- [WRITTEN REQUEST] Give the entries back exactly, dropping each image.

(Figure record extracts)

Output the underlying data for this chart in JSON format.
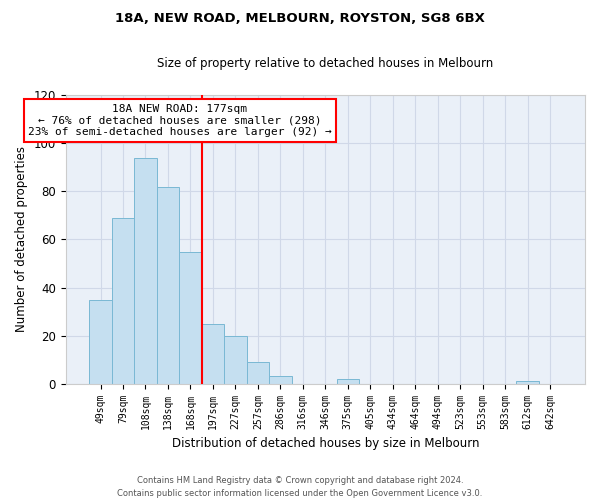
{
  "title": "18A, NEW ROAD, MELBOURN, ROYSTON, SG8 6BX",
  "subtitle": "Size of property relative to detached houses in Melbourn",
  "xlabel": "Distribution of detached houses by size in Melbourn",
  "ylabel": "Number of detached properties",
  "bar_labels": [
    "49sqm",
    "79sqm",
    "108sqm",
    "138sqm",
    "168sqm",
    "197sqm",
    "227sqm",
    "257sqm",
    "286sqm",
    "316sqm",
    "346sqm",
    "375sqm",
    "405sqm",
    "434sqm",
    "464sqm",
    "494sqm",
    "523sqm",
    "553sqm",
    "583sqm",
    "612sqm",
    "642sqm"
  ],
  "bar_values": [
    35,
    69,
    94,
    82,
    55,
    25,
    20,
    9,
    3,
    0,
    0,
    2,
    0,
    0,
    0,
    0,
    0,
    0,
    0,
    1,
    0
  ],
  "bar_color": "#c5dff0",
  "bar_edge_color": "#7ab8d4",
  "vline_x": 4.5,
  "vline_color": "red",
  "annotation_title": "18A NEW ROAD: 177sqm",
  "annotation_line1": "← 76% of detached houses are smaller (298)",
  "annotation_line2": "23% of semi-detached houses are larger (92) →",
  "annotation_box_color": "white",
  "annotation_box_edge": "red",
  "ylim": [
    0,
    120
  ],
  "yticks": [
    0,
    20,
    40,
    60,
    80,
    100,
    120
  ],
  "footer1": "Contains HM Land Registry data © Crown copyright and database right 2024.",
  "footer2": "Contains public sector information licensed under the Open Government Licence v3.0.",
  "bg_color": "white",
  "grid_color": "#d0d8e8"
}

- [RESULT OF THIS TASK]
Output the underlying data for this chart in JSON format.
{
  "title": "18A, NEW ROAD, MELBOURN, ROYSTON, SG8 6BX",
  "subtitle": "Size of property relative to detached houses in Melbourn",
  "xlabel": "Distribution of detached houses by size in Melbourn",
  "ylabel": "Number of detached properties",
  "bar_labels": [
    "49sqm",
    "79sqm",
    "108sqm",
    "138sqm",
    "168sqm",
    "197sqm",
    "227sqm",
    "257sqm",
    "286sqm",
    "316sqm",
    "346sqm",
    "375sqm",
    "405sqm",
    "434sqm",
    "464sqm",
    "494sqm",
    "523sqm",
    "553sqm",
    "583sqm",
    "612sqm",
    "642sqm"
  ],
  "bar_values": [
    35,
    69,
    94,
    82,
    55,
    25,
    20,
    9,
    3,
    0,
    0,
    2,
    0,
    0,
    0,
    0,
    0,
    0,
    0,
    1,
    0
  ],
  "bar_color": "#c5dff0",
  "bar_edge_color": "#7ab8d4",
  "vline_x": 4.5,
  "vline_color": "red",
  "annotation_title": "18A NEW ROAD: 177sqm",
  "annotation_line1": "← 76% of detached houses are smaller (298)",
  "annotation_line2": "23% of semi-detached houses are larger (92) →",
  "annotation_box_color": "white",
  "annotation_box_edge": "red",
  "ylim": [
    0,
    120
  ],
  "yticks": [
    0,
    20,
    40,
    60,
    80,
    100,
    120
  ],
  "footer1": "Contains HM Land Registry data © Crown copyright and database right 2024.",
  "footer2": "Contains public sector information licensed under the Open Government Licence v3.0.",
  "bg_color": "white",
  "grid_color": "#d0d8e8"
}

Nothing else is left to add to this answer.